● **Extracted records**
▼

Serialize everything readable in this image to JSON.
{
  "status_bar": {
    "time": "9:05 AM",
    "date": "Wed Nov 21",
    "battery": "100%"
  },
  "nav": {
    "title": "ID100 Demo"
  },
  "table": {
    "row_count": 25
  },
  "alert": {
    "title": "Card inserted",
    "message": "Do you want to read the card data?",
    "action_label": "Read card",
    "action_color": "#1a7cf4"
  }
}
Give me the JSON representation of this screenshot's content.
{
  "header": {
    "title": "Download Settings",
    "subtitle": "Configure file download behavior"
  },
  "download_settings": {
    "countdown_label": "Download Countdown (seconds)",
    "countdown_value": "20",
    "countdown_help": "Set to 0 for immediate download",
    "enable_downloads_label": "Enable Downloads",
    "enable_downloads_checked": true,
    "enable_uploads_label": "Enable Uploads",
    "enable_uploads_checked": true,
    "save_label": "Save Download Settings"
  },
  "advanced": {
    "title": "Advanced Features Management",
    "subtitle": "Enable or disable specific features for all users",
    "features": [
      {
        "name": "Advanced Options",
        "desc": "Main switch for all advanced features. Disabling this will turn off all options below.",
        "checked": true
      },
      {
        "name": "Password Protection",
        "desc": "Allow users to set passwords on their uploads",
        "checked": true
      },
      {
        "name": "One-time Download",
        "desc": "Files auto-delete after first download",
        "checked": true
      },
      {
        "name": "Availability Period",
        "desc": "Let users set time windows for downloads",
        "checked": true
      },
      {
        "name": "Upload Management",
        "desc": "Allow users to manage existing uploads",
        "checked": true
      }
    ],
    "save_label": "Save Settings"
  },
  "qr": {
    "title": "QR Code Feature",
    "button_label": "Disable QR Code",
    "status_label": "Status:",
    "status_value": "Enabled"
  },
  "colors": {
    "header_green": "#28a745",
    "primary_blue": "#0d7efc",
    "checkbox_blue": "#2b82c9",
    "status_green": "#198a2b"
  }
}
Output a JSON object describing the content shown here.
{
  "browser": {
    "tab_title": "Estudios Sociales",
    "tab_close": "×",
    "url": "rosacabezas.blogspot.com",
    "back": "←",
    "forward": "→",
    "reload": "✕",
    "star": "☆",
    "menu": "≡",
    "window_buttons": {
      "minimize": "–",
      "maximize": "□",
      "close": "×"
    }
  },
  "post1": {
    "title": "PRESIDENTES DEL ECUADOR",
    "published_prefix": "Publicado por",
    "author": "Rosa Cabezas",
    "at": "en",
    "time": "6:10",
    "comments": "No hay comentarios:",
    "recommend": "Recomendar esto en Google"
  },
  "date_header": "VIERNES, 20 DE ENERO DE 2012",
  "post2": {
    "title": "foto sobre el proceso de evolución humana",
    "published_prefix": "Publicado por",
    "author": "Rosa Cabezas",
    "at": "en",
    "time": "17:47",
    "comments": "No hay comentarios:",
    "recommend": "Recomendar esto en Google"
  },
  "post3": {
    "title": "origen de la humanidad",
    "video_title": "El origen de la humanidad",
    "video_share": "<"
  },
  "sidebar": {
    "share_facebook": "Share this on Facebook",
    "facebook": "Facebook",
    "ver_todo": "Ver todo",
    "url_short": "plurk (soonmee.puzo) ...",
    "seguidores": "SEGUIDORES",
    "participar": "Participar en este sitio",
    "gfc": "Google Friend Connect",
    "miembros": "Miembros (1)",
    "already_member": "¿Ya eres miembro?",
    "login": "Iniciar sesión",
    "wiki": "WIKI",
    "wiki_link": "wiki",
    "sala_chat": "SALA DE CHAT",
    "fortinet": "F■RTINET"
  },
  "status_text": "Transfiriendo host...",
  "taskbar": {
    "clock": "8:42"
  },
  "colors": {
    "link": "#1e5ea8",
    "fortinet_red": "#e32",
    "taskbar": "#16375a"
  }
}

▲

● **Written instruction**
Restate every line of the data word for word.

● **Exercise output**
Serialize everything readable in this image to JSON.
{
  "status_bar": {
    "time": "9:05 AM",
    "date": "Wed Nov 21",
    "battery": "100%"
  },
  "nav": {
    "title": "ID100 Demo"
  },
  "table": {
    "row_count": 25
  },
  "alert": {
    "title": "Card inserted",
    "message": "Do you want to read the card data?",
    "action_label": "Read card",
    "action_color": "#1a7cf4"
  }
}
Give me the JSON representation of this screenshot's content.
{
  "header": {
    "title": "Download Settings",
    "subtitle": "Configure file download behavior"
  },
  "download_settings": {
    "countdown_label": "Download Countdown (seconds)",
    "countdown_value": "20",
    "countdown_help": "Set to 0 for immediate download",
    "enable_downloads_label": "Enable Downloads",
    "enable_downloads_checked": true,
    "enable_uploads_label": "Enable Uploads",
    "enable_uploads_checked": true,
    "save_label": "Save Download Settings"
  },
  "advanced": {
    "title": "Advanced Features Management",
    "subtitle": "Enable or disable specific features for all users",
    "features": [
      {
        "name": "Advanced Options",
        "desc": "Main switch for all advanced features. Disabling this will turn off all options below.",
        "checked": true
      },
      {
        "name": "Password Protection",
        "desc": "Allow users to set passwords on their uploads",
        "checked": true
      },
      {
        "name": "One-time Download",
        "desc": "Files auto-delete after first download",
        "checked": true
      },
      {
        "name": "Availability Period",
        "desc": "Let users set time windows for downloads",
        "checked": true
      },
      {
        "name": "Upload Management",
        "desc": "Allow users to manage existing uploads",
        "checked": true
      }
    ],
    "save_label": "Save Settings"
  },
  "qr": {
    "title": "QR Code Feature",
    "button_label": "Disable QR Code",
    "status_label": "Status:",
    "status_value": "Enabled"
  },
  "colors": {
    "header_green": "#28a745",
    "primary_blue": "#0d7efc",
    "checkbox_blue": "#2b82c9",
    "status_green": "#198a2b"
  }
}
Output a JSON object describing the content shown here.
{
  "browser": {
    "tab_title": "Estudios Sociales",
    "tab_close": "×",
    "url": "rosacabezas.blogspot.com",
    "back": "←",
    "forward": "→",
    "reload": "✕",
    "star": "☆",
    "menu": "≡",
    "window_buttons": {
      "minimize": "–",
      "maximize": "□",
      "close": "×"
    }
  },
  "post1": {
    "title": "PRESIDENTES DEL ECUADOR",
    "published_prefix": "Publicado por",
    "author": "Rosa Cabezas",
    "at": "en",
    "time": "6:10",
    "comments": "No hay comentarios:",
    "recommend": "Recomendar esto en Google"
  },
  "date_header": "VIERNES, 20 DE ENERO DE 2012",
  "post2": {
    "title": "foto sobre el proceso de evolución humana",
    "published_prefix": "Publicado por",
    "author": "Rosa Cabezas",
    "at": "en",
    "time": "17:47",
    "comments": "No hay comentarios:",
    "recommend": "Recomendar esto en Google"
  },
  "post3": {
    "title": "origen de la humanidad",
    "video_title": "El origen de la humanidad",
    "video_share": "<"
  },
  "sidebar": {
    "share_facebook": "Share this on Facebook",
    "facebook": "Facebook",
    "ver_todo": "Ver todo",
    "url_short": "plurk (soonmee.puzo) ...",
    "seguidores": "SEGUIDORES",
    "participar": "Participar en este sitio",
    "gfc": "Google Friend Connect",
    "miembros": "Miembros (1)",
    "already_member": "¿Ya eres miembro?",
    "login": "Iniciar sesión",
    "wiki": "WIKI",
    "wiki_link": "wiki",
    "sala_chat": "SALA DE CHAT",
    "fortinet": "F■RTINET"
  },
  "status_text": "Transfiriendo host...",
  "taskbar": {
    "clock": "8:42"
  },
  "colors": {
    "link": "#1e5ea8",
    "fortinet_red": "#e32",
    "taskbar": "#16375a"
  }
}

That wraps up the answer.